* _Record list_:
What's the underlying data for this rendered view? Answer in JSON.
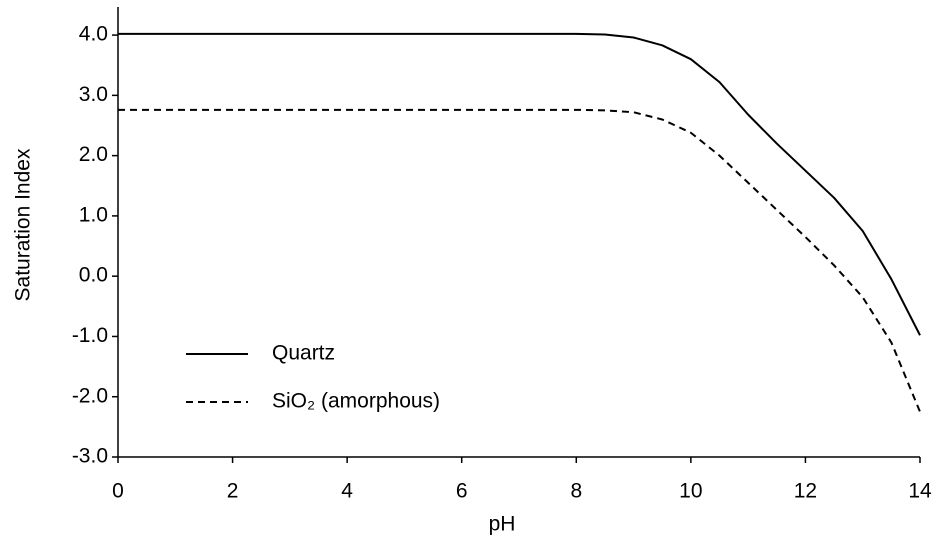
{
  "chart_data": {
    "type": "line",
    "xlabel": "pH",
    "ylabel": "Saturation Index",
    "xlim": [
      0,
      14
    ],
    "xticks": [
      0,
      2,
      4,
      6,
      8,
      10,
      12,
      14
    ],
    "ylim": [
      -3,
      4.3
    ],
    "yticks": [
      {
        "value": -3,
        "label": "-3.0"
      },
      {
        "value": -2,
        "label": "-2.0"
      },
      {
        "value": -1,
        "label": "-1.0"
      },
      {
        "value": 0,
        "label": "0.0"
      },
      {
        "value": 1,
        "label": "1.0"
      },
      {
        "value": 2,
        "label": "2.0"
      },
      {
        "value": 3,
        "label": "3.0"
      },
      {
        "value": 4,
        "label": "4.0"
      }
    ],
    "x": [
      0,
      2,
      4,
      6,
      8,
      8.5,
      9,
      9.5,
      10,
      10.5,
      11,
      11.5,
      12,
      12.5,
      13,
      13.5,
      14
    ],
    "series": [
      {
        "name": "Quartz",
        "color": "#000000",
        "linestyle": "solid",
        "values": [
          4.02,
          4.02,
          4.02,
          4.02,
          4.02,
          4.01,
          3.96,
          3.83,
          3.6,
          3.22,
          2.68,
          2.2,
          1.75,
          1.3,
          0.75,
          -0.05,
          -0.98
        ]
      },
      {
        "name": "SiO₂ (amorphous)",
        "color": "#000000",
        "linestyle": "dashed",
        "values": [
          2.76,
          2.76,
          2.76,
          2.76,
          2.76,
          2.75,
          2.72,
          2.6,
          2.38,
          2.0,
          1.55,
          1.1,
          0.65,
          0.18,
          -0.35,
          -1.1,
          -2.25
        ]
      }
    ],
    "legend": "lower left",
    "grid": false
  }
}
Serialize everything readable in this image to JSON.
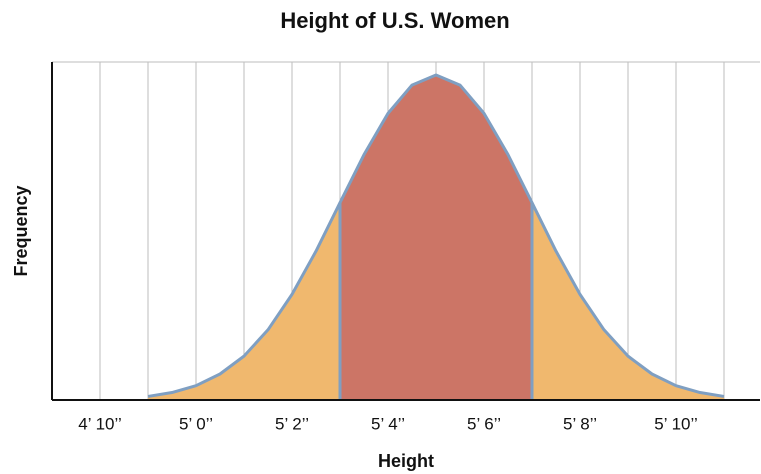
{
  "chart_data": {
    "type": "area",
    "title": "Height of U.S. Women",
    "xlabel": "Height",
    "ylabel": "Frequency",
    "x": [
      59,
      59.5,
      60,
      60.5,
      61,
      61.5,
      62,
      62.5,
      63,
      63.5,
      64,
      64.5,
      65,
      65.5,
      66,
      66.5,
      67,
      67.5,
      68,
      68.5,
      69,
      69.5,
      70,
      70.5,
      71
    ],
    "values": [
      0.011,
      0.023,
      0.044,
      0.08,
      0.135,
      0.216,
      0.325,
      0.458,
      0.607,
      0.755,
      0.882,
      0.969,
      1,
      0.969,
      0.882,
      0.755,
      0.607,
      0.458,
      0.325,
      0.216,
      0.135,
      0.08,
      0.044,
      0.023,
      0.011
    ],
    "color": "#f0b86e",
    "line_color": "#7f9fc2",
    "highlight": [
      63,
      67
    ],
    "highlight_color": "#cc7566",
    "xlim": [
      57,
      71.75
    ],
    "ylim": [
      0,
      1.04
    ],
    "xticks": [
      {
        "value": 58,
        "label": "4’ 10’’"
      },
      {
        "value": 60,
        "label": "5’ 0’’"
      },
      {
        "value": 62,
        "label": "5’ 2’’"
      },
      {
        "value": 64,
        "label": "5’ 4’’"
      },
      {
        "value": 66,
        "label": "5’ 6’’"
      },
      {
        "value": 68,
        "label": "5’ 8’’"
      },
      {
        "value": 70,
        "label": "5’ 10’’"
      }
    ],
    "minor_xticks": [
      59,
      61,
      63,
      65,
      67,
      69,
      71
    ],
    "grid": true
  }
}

==

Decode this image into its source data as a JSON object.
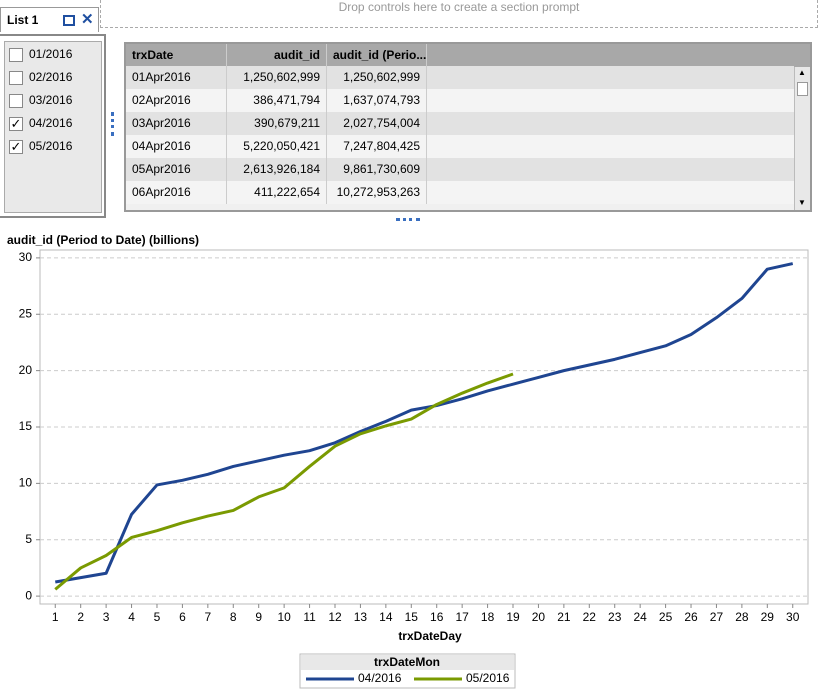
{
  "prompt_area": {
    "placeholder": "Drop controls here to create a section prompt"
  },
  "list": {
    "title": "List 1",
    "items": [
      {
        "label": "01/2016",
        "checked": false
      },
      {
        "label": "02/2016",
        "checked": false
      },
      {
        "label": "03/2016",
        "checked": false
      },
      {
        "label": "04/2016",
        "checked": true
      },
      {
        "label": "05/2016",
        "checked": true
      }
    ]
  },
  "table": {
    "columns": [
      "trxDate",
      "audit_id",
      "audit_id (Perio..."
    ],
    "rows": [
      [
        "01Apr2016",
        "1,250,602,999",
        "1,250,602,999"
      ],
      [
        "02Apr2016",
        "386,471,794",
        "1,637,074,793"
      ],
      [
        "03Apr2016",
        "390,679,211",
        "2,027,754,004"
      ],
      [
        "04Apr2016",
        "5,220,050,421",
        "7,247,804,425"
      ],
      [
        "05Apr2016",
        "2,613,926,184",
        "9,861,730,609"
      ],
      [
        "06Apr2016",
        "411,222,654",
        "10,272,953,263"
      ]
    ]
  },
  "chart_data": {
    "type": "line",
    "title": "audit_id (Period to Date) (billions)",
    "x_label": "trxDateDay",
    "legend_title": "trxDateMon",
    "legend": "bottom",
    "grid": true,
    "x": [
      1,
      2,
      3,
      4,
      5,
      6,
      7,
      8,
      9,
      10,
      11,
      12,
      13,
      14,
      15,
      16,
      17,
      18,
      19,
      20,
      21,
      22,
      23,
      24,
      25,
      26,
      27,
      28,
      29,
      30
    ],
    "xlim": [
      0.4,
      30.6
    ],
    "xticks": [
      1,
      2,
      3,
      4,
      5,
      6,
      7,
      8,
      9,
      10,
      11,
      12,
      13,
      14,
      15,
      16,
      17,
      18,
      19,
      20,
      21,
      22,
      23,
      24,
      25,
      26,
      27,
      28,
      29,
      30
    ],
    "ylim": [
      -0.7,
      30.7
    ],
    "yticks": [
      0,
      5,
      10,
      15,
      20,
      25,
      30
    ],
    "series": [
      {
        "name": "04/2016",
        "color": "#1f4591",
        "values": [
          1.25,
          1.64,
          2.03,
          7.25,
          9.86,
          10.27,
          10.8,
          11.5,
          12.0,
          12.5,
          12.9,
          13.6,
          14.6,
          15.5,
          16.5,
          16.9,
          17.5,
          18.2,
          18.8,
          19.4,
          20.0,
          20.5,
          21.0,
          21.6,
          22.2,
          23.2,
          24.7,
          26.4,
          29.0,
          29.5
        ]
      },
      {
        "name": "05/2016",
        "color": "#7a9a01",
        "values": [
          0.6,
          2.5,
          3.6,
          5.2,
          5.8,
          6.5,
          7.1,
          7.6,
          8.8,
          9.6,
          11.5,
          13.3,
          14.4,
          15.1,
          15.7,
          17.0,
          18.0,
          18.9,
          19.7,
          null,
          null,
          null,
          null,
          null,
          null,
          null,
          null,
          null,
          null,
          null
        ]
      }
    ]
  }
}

* _Goal_: Determine the number of lines in the entries above where the string "Height" appears. Answer with the number alone.

* _Response_: 2